DO THIS
Your job is to retype all of the data word for word, leaving every image out.

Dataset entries
┌────────
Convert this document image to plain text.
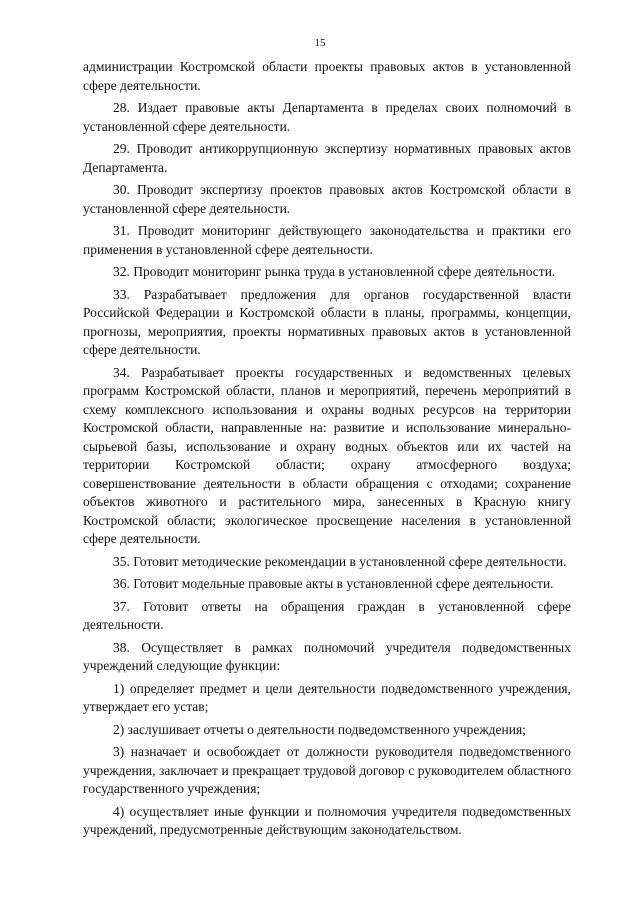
15

администрации Костромской области проекты правовых актов в установленной сфере деятельности.

28. Издает правовые акты Департамента в пределах своих полномочий в установленной сфере деятельности.

29. Проводит антикоррупционную экспертизу нормативных правовых актов Департамента.

30. Проводит экспертизу проектов правовых актов Костромской области в установленной сфере деятельности.

31. Проводит мониторинг действующего законодательства и практики его применения в установленной сфере деятельности.

32. Проводит мониторинг рынка труда в установленной сфере деятельности.

33. Разрабатывает предложения для органов государственной власти Российской Федерации и Костромской области в планы, программы, концепции, прогнозы, мероприятия, проекты нормативных правовых актов в установленной сфере деятельности.

34. Разрабатывает проекты государственных и ведомственных целевых программ Костромской области, планов и мероприятий, перечень мероприятий в схему комплексного использования и охраны водных ресурсов на территории Костромской области, направленные на: развитие и использование минерально-сырьевой базы, использование и охрану водных объектов или их частей на территории Костромской области; охрану атмосферного воздуха; совершенствование деятельности в области обращения с отходами; сохранение объектов животного и растительного мира, занесенных в Красную книгу Костромской области; экологическое просвещение населения в установленной сфере деятельности.

35. Готовит методические рекомендации в установленной сфере деятельности.

36. Готовит модельные правовые акты в установленной сфере деятельности.

37. Готовит ответы на обращения граждан в установленной сфере деятельности.

38. Осуществляет в рамках полномочий учредителя подведомственных учреждений следующие функции:

1) определяет предмет и цели деятельности подведомственного учреждения, утверждает его устав;

2) заслушивает отчеты о деятельности подведомственного учреждения;

3) назначает и освобождает от должности руководителя подведомственного учреждения, заключает и прекращает трудовой договор с руководителем областного государственного учреждения;

4) осуществляет иные функции и полномочия учредителя подведомственных учреждений, предусмотренные действующим законодательством.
└────────
EXERCISE RESPONSE
Convert this document image to plain text.
15

администрации Костромской области проекты правовых актов в установленной сфере деятельности.

28. Издает правовые акты Департамента в пределах своих полномочий в установленной сфере деятельности.

29. Проводит антикоррупционную экспертизу нормативных правовых актов Департамента.

30. Проводит экспертизу проектов правовых актов Костромской области в установленной сфере деятельности.

31. Проводит мониторинг действующего законодательства и практики его применения в установленной сфере деятельности.

32. Проводит мониторинг рынка труда в установленной сфере деятельности.

33. Разрабатывает предложения для органов государственной власти Российской Федерации и Костромской области в планы, программы, концепции, прогнозы, мероприятия, проекты нормативных правовых актов в установленной сфере деятельности.

34. Разрабатывает проекты государственных и ведомственных целевых программ Костромской области, планов и мероприятий, перечень мероприятий в схему комплексного использования и охраны водных ресурсов на территории Костромской области, направленные на: развитие и использование минерально-сырьевой базы, использование и охрану водных объектов или их частей на территории Костромской области; охрану атмосферного воздуха; совершенствование деятельности в области обращения с отходами; сохранение объектов животного и растительного мира, занесенных в Красную книгу Костромской области; экологическое просвещение населения в установленной сфере деятельности.

35. Готовит методические рекомендации в установленной сфере деятельности.

36. Готовит модельные правовые акты в установленной сфере деятельности.

37. Готовит ответы на обращения граждан в установленной сфере деятельности.

38. Осуществляет в рамках полномочий учредителя подведомственных учреждений следующие функции:

1) определяет предмет и цели деятельности подведомственного учреждения, утверждает его устав;

2) заслушивает отчеты о деятельности подведомственного учреждения;

3) назначает и освобождает от должности руководителя подведомственного учреждения, заключает и прекращает трудовой договор с руководителем областного государственного учреждения;

4) осуществляет иные функции и полномочия учредителя подведомственных учреждений, предусмотренные действующим законодательством.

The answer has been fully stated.